Data items:
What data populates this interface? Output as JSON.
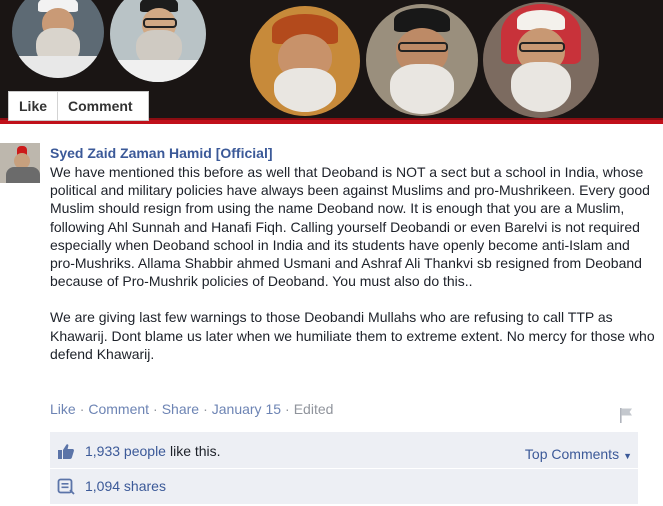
{
  "cover": {
    "like_label": "Like",
    "comment_label": "Comment"
  },
  "post": {
    "author": "Syed Zaid Zaman Hamid [Official]",
    "paragraphs": [
      "We have mentioned this before as well that Deoband is NOT a sect but a school in India, whose political and military policies have always been against Muslims and pro-Mushrikeen. Every good Muslim should resign from using the name Deoband now. It is enough that you are a Muslim, following Ahl Sunnah and Hanafi Fiqh. Calling yourself Deobandi or even Barelvi is not required especially when Deoband school in India and its students have openly become anti-Islam and pro-Mushriks. Allama Shabbir ahmed Usmani and Ashraf Ali Thankvi sb resigned from Deoband because of Pro-Mushrik policies of Deoband. You must also do this..",
      "We are giving last few warnings to those Deobandi Mullahs who are refusing to call TTP as Khawarij. Dont blame us later when we humiliate them to extreme extent. No mercy for those who defend Khawarij."
    ],
    "actions": {
      "like": "Like",
      "comment": "Comment",
      "share": "Share",
      "date": "January 15",
      "edited": "Edited",
      "separator": "·"
    }
  },
  "footer": {
    "likes_count": "1,933 people",
    "likes_suffix": "like this.",
    "top_comments": "Top Comments",
    "shares": "1,094 shares"
  },
  "icons": {
    "thumb": "thumbs-up-icon",
    "share": "share-icon",
    "flag": "flag-icon",
    "caret": "caret-down-icon"
  },
  "colors": {
    "link": "#3b5998",
    "muted": "#90949c",
    "footer_bg": "#edeff4",
    "cover_border": "#c0101a"
  }
}
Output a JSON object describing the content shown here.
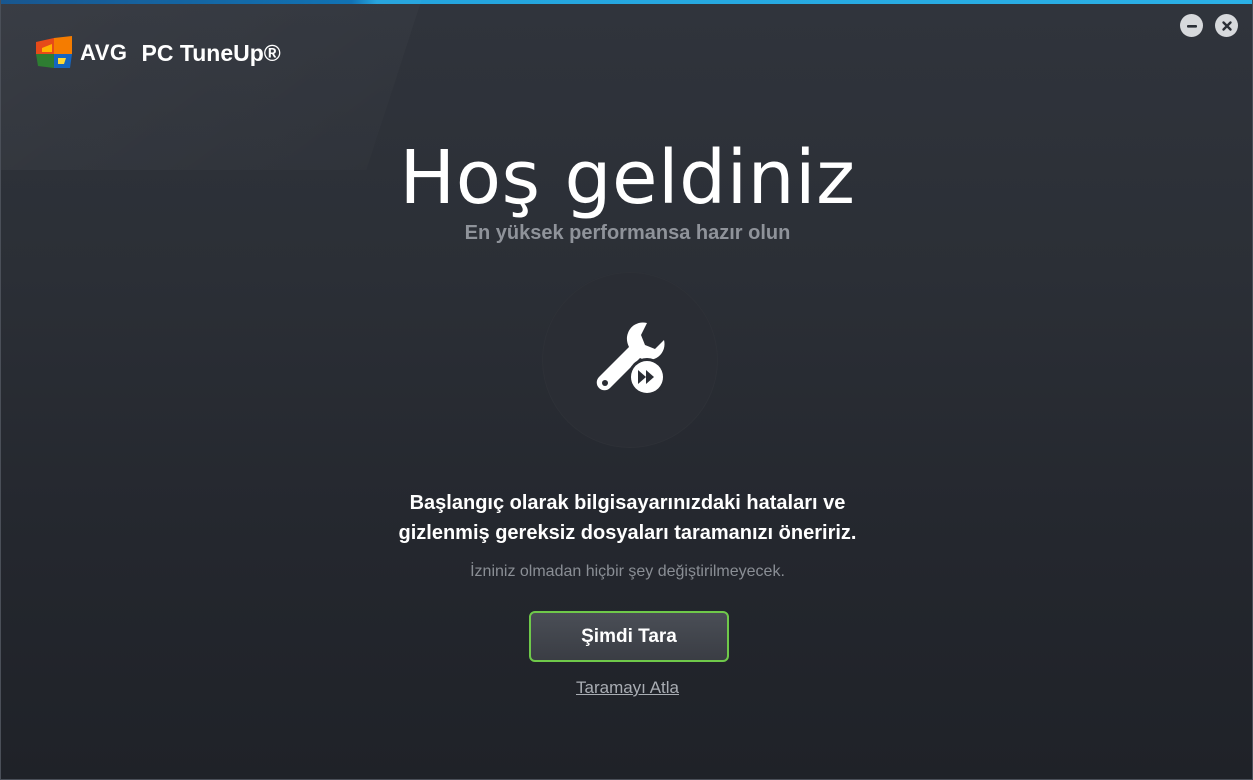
{
  "app": {
    "brand": "AVG",
    "product": "PC TuneUp®"
  },
  "window_controls": {
    "minimize_icon": "minimize-icon",
    "close_icon": "close-icon"
  },
  "welcome": {
    "title": "Hoş geldiniz",
    "subtitle": "En yüksek performansa hazır olun",
    "hero_icon": "wrench-fast-forward-icon",
    "message_line1": "Başlangıç olarak bilgisayarınızdaki hataları ve",
    "message_line2": "gizlenmiş gereksiz dosyaları taramanızı öneririz.",
    "note": "İzniniz olmadan hiçbir şey değiştirilmeyecek.",
    "scan_button": "Şimdi Tara",
    "skip_link": "Taramayı Atla"
  },
  "colors": {
    "accent_top_bar": "#2bb0e6",
    "button_border": "#6fc94a",
    "background": "#2b2f36"
  }
}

- _STATED TASK_: Each line in the data that holds the string "Deobandi" should be found and copied.

- _RESPONSE BELOW_:
      "We have mentioned this before as well that Deoband is NOT a sect but a school in India, whose political and military policies have always been against Muslims and pro-Mushrikeen. Every good Muslim should resign from using the name Deoband now. It is enough that you are a Muslim, following Ahl Sunnah and Hanafi Fiqh. Calling yourself Deobandi or even Barelvi is not required especially when Deoband school in India and its students have openly become anti-Islam and pro-Mushriks. Allama Shabbir ahmed Usmani and Ashraf Ali Thankvi sb resigned from Deoband because of Pro-Mushrik policies of Deoband. You must also do this..",
      "We are giving last few warnings to those Deobandi Mullahs who are refusing to call TTP as Khawarij. Dont blame us later when we humiliate them to extreme extent. No mercy for those who defend Khawarij."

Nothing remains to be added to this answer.